**Requirement**
Print the lines below exactly as they appear, but leave out the pictures.

**Record set**
* * * * * * * * *
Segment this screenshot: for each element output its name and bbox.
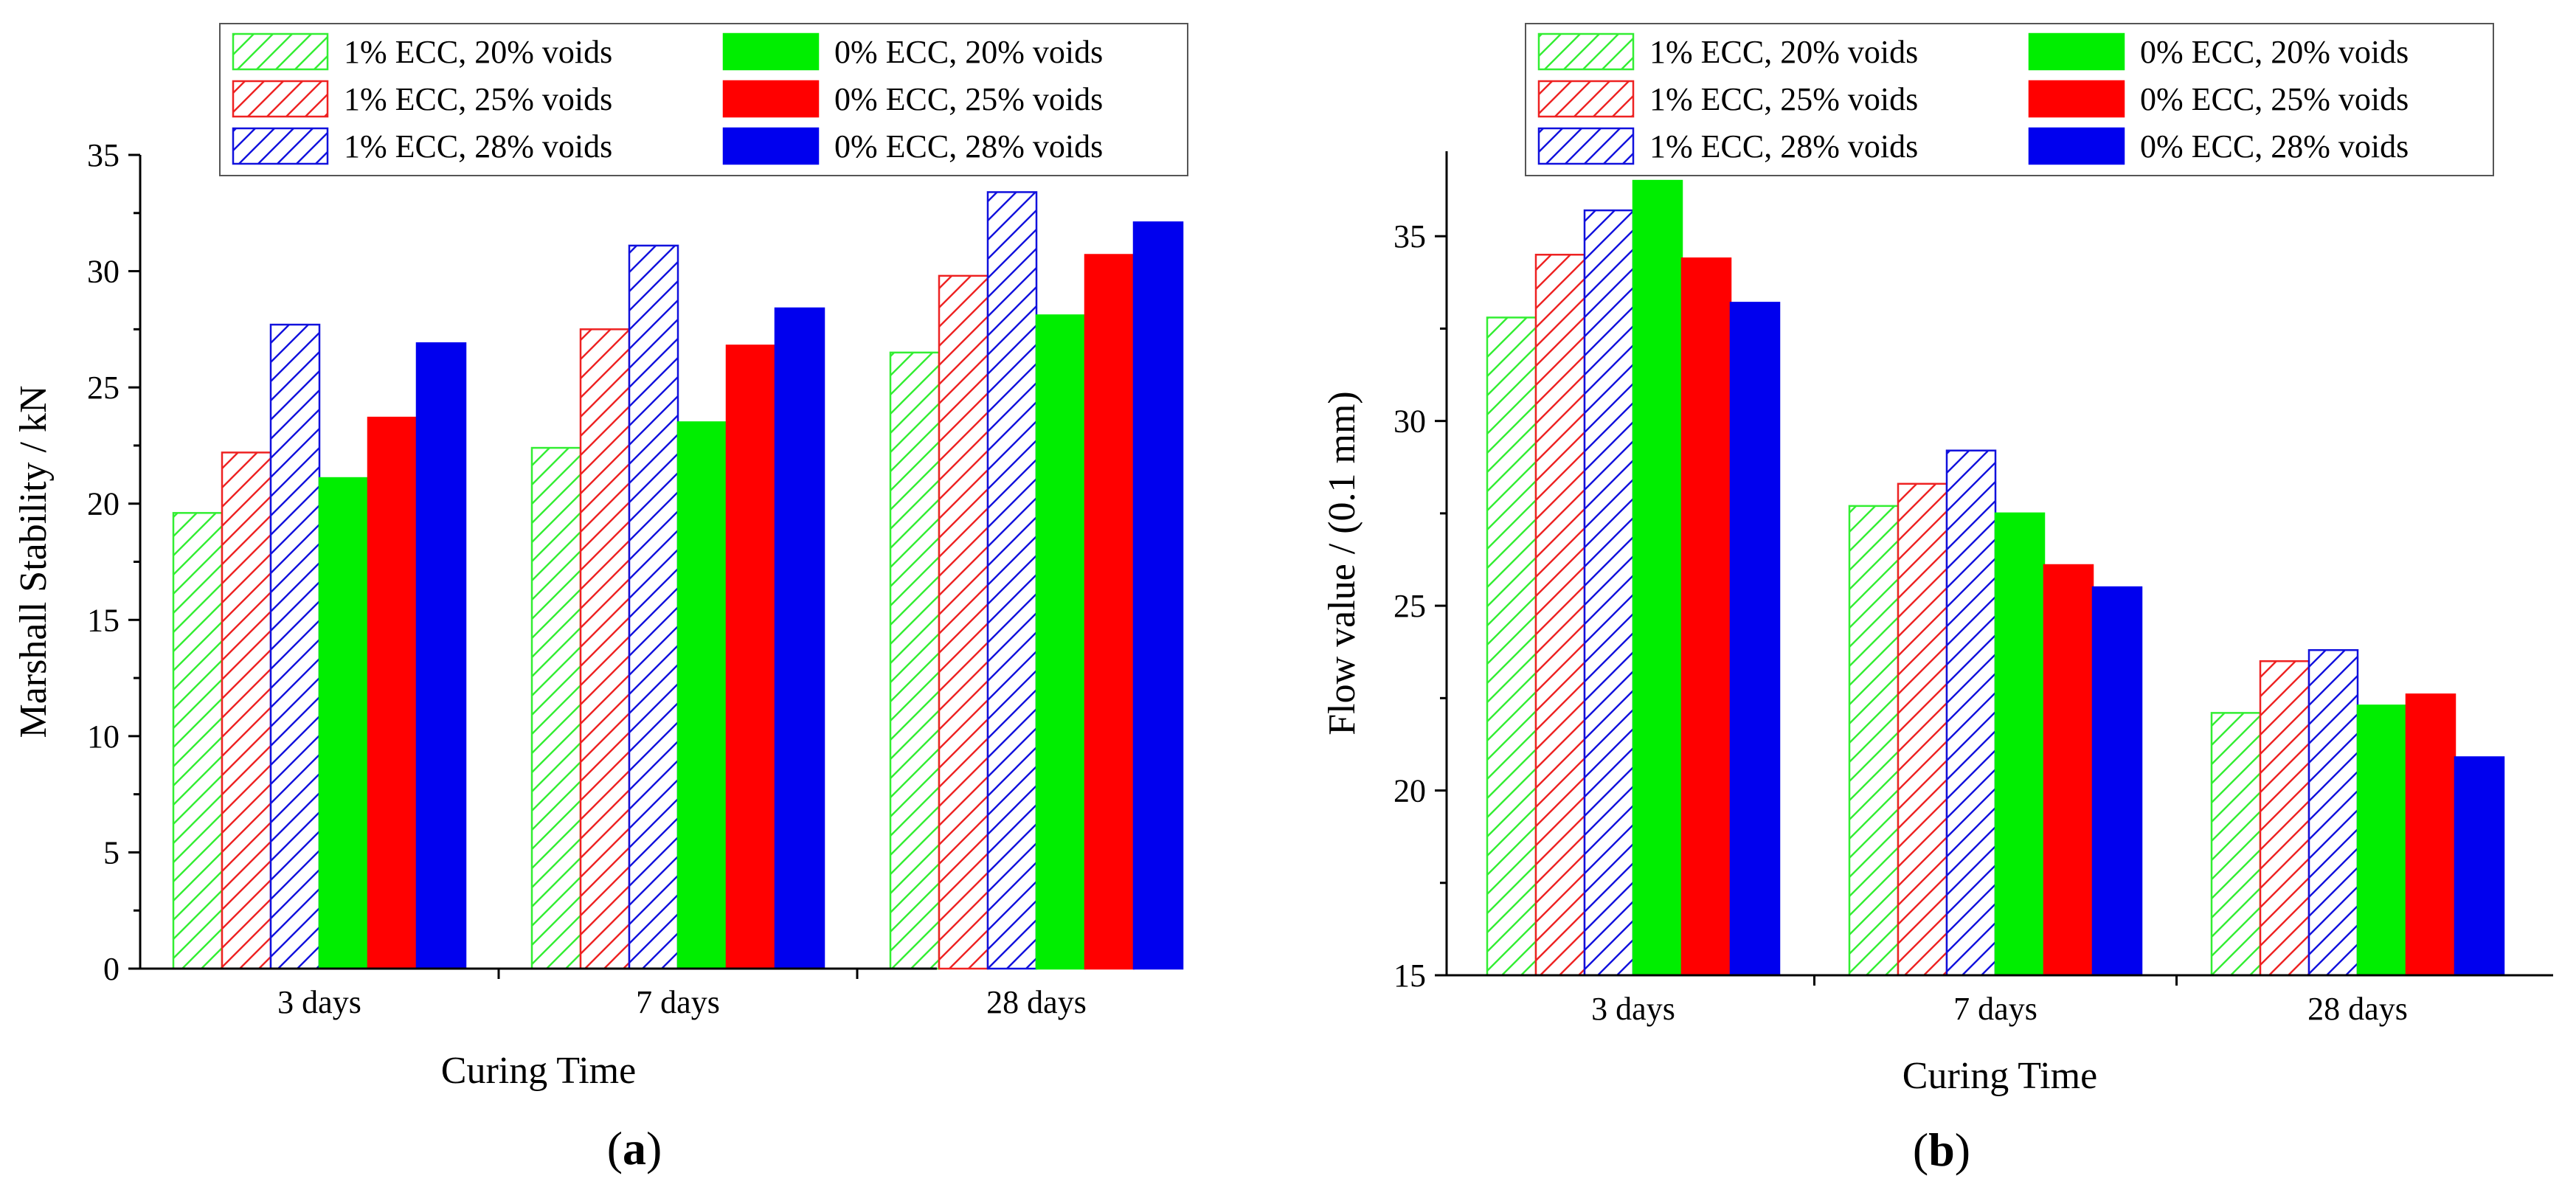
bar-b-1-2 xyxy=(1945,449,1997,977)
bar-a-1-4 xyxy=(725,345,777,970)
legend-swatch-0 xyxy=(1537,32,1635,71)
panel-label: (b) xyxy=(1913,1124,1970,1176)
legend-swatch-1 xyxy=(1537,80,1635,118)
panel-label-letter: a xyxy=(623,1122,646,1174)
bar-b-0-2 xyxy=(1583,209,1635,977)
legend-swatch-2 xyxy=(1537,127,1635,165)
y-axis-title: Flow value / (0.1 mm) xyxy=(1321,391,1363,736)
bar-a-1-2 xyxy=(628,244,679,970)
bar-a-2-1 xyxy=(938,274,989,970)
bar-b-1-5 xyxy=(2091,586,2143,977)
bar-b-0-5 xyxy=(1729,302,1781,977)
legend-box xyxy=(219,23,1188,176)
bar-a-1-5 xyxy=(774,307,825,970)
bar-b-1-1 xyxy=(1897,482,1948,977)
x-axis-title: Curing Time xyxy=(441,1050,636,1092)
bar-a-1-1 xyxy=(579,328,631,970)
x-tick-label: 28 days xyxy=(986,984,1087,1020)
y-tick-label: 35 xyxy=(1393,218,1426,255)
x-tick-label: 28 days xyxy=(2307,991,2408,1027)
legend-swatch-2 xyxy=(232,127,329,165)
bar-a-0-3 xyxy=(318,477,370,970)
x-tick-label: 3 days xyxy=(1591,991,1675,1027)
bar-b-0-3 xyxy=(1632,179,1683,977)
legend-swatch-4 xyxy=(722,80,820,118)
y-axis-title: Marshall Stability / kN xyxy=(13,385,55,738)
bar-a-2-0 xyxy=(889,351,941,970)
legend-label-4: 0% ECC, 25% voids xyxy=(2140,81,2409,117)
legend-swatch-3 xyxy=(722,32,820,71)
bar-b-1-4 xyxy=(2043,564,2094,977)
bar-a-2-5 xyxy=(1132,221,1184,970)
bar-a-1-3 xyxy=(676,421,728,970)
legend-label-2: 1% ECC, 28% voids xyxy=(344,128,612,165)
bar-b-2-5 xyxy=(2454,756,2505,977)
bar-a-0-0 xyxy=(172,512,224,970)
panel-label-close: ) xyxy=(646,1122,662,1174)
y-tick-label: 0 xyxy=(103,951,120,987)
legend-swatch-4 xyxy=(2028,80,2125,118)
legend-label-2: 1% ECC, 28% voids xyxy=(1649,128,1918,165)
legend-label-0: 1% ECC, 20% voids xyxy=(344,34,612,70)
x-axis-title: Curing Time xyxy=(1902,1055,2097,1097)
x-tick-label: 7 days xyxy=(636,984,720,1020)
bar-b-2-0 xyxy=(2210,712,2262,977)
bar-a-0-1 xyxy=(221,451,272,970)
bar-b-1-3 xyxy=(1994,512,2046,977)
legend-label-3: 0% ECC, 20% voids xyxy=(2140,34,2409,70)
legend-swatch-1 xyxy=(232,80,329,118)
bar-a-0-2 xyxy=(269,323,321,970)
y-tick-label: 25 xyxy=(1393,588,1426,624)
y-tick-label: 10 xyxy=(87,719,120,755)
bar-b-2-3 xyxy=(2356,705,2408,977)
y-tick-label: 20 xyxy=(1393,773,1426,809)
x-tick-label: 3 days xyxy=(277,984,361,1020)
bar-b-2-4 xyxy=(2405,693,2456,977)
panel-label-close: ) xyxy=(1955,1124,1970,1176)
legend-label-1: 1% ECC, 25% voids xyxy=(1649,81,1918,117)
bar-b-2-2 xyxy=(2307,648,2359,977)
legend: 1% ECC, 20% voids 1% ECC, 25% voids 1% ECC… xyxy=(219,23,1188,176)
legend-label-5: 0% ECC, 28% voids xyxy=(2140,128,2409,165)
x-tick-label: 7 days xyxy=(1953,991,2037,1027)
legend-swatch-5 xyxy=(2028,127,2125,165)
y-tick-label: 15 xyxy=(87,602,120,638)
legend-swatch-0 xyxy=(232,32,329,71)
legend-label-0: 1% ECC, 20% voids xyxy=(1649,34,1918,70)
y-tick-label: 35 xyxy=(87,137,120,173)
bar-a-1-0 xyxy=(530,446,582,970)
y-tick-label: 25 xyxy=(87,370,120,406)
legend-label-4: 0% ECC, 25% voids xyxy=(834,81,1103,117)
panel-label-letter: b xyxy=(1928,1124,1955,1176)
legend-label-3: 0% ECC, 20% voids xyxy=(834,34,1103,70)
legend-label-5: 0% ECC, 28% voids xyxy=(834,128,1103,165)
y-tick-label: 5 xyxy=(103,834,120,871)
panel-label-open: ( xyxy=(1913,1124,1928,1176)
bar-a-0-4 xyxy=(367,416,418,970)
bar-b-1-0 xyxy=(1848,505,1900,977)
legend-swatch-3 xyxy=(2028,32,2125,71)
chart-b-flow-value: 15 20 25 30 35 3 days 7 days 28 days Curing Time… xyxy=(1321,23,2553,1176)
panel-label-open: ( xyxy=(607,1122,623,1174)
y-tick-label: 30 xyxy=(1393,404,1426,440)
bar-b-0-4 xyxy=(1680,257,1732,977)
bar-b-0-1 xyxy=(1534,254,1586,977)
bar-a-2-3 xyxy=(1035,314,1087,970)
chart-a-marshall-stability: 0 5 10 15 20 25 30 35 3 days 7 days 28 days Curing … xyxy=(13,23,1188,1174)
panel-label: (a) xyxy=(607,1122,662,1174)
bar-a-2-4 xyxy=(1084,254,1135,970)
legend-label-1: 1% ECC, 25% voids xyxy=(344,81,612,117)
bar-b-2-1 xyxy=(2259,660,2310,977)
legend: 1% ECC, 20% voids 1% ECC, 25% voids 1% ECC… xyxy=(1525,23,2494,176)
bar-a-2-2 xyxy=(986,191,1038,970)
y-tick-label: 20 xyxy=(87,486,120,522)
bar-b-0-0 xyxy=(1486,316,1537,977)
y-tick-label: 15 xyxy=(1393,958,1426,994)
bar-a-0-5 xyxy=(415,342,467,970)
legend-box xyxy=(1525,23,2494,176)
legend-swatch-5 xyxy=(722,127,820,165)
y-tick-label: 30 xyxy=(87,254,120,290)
* * * * * * * * *
**Task response**
Segment this screenshot: for each element output its name and bbox.
bar-b-1-2 xyxy=(1945,449,1997,977)
bar-a-1-4 xyxy=(725,345,777,970)
legend-swatch-0 xyxy=(1537,32,1635,71)
panel-label: (b) xyxy=(1913,1124,1970,1176)
legend-swatch-1 xyxy=(1537,80,1635,118)
panel-label-letter: a xyxy=(623,1122,646,1174)
bar-b-0-2 xyxy=(1583,209,1635,977)
legend-swatch-2 xyxy=(1537,127,1635,165)
y-axis-title: Flow value / (0.1 mm) xyxy=(1321,391,1363,736)
bar-a-1-2 xyxy=(628,244,679,970)
bar-a-2-1 xyxy=(938,274,989,970)
bar-b-1-5 xyxy=(2091,586,2143,977)
bar-b-0-5 xyxy=(1729,302,1781,977)
legend-box xyxy=(219,23,1188,176)
bar-a-1-5 xyxy=(774,307,825,970)
bar-b-1-1 xyxy=(1897,482,1948,977)
x-axis-title: Curing Time xyxy=(441,1050,636,1092)
bar-a-1-1 xyxy=(579,328,631,970)
x-tick-label: 28 days xyxy=(986,984,1087,1020)
y-tick-label: 35 xyxy=(1393,218,1426,255)
x-tick-label: 28 days xyxy=(2307,991,2408,1027)
legend-swatch-2 xyxy=(232,127,329,165)
bar-a-0-3 xyxy=(318,477,370,970)
x-tick-label: 3 days xyxy=(1591,991,1675,1027)
bar-b-0-3 xyxy=(1632,179,1683,977)
legend-swatch-4 xyxy=(722,80,820,118)
y-axis-title: Marshall Stability / kN xyxy=(13,385,55,738)
bar-a-2-0 xyxy=(889,351,941,970)
legend-label-4: 0% ECC, 25% voids xyxy=(2140,81,2409,117)
legend-swatch-3 xyxy=(722,32,820,71)
bar-b-1-4 xyxy=(2043,564,2094,977)
bar-a-2-5 xyxy=(1132,221,1184,970)
bar-a-1-3 xyxy=(676,421,728,970)
legend-label-2: 1% ECC, 28% voids xyxy=(344,128,612,165)
bar-b-2-5 xyxy=(2454,756,2505,977)
bar-a-0-0 xyxy=(172,512,224,970)
panel-label-close: ) xyxy=(646,1122,662,1174)
y-tick-label: 0 xyxy=(103,951,120,987)
legend-swatch-4 xyxy=(2028,80,2125,118)
legend-label-2: 1% ECC, 28% voids xyxy=(1649,128,1918,165)
legend-label-0: 1% ECC, 20% voids xyxy=(344,34,612,70)
x-axis-title: Curing Time xyxy=(1902,1055,2097,1097)
x-tick-label: 7 days xyxy=(636,984,720,1020)
bar-b-2-0 xyxy=(2210,712,2262,977)
bar-a-0-1 xyxy=(221,451,272,970)
bar-b-1-3 xyxy=(1994,512,2046,977)
legend-label-3: 0% ECC, 20% voids xyxy=(2140,34,2409,70)
legend-swatch-1 xyxy=(232,80,329,118)
bar-a-0-2 xyxy=(269,323,321,970)
y-tick-label: 25 xyxy=(1393,588,1426,624)
y-tick-label: 10 xyxy=(87,719,120,755)
bar-b-2-3 xyxy=(2356,705,2408,977)
y-tick-label: 20 xyxy=(1393,773,1426,809)
x-tick-label: 3 days xyxy=(277,984,361,1020)
bar-b-2-4 xyxy=(2405,693,2456,977)
panel-label-close: ) xyxy=(1955,1124,1970,1176)
legend-label-1: 1% ECC, 25% voids xyxy=(1649,81,1918,117)
bar-b-2-2 xyxy=(2307,648,2359,977)
legend: 1% ECC, 20% voids 1% ECC, 25% voids 1% ECC… xyxy=(219,23,1188,176)
legend-label-5: 0% ECC, 28% voids xyxy=(2140,128,2409,165)
x-tick-label: 7 days xyxy=(1953,991,2037,1027)
legend-swatch-5 xyxy=(2028,127,2125,165)
y-tick-label: 15 xyxy=(87,602,120,638)
legend-swatch-0 xyxy=(232,32,329,71)
legend-label-0: 1% ECC, 20% voids xyxy=(1649,34,1918,70)
y-tick-label: 35 xyxy=(87,137,120,173)
bar-a-1-0 xyxy=(530,446,582,970)
y-tick-label: 25 xyxy=(87,370,120,406)
legend-label-4: 0% ECC, 25% voids xyxy=(834,81,1103,117)
panel-label-letter: b xyxy=(1928,1124,1955,1176)
legend-label-3: 0% ECC, 20% voids xyxy=(834,34,1103,70)
legend-label-5: 0% ECC, 28% voids xyxy=(834,128,1103,165)
y-tick-label: 5 xyxy=(103,834,120,871)
panel-label-open: ( xyxy=(1913,1124,1928,1176)
bar-a-0-4 xyxy=(367,416,418,970)
bar-b-1-0 xyxy=(1848,505,1900,977)
legend-swatch-3 xyxy=(2028,32,2125,71)
chart-b-flow-value: 15 20 25 30 35 3 days 7 days 28 days Curing Time… xyxy=(1321,23,2553,1176)
panel-label-open: ( xyxy=(607,1122,623,1174)
y-tick-label: 30 xyxy=(1393,404,1426,440)
bar-b-0-4 xyxy=(1680,257,1732,977)
bar-b-0-1 xyxy=(1534,254,1586,977)
bar-a-2-3 xyxy=(1035,314,1087,970)
chart-a-marshall-stability: 0 5 10 15 20 25 30 35 3 days 7 days 28 days Curing … xyxy=(13,23,1188,1174)
panel-label: (a) xyxy=(607,1122,662,1174)
bar-a-2-4 xyxy=(1084,254,1135,970)
legend-label-1: 1% ECC, 25% voids xyxy=(344,81,612,117)
bar-b-2-1 xyxy=(2259,660,2310,977)
legend: 1% ECC, 20% voids 1% ECC, 25% voids 1% ECC… xyxy=(1525,23,2494,176)
bar-a-2-2 xyxy=(986,191,1038,970)
y-tick-label: 20 xyxy=(87,486,120,522)
bar-b-0-0 xyxy=(1486,316,1537,977)
y-tick-label: 15 xyxy=(1393,958,1426,994)
bar-a-0-5 xyxy=(415,342,467,970)
legend-box xyxy=(1525,23,2494,176)
legend-swatch-5 xyxy=(722,127,820,165)
y-tick-label: 30 xyxy=(87,254,120,290)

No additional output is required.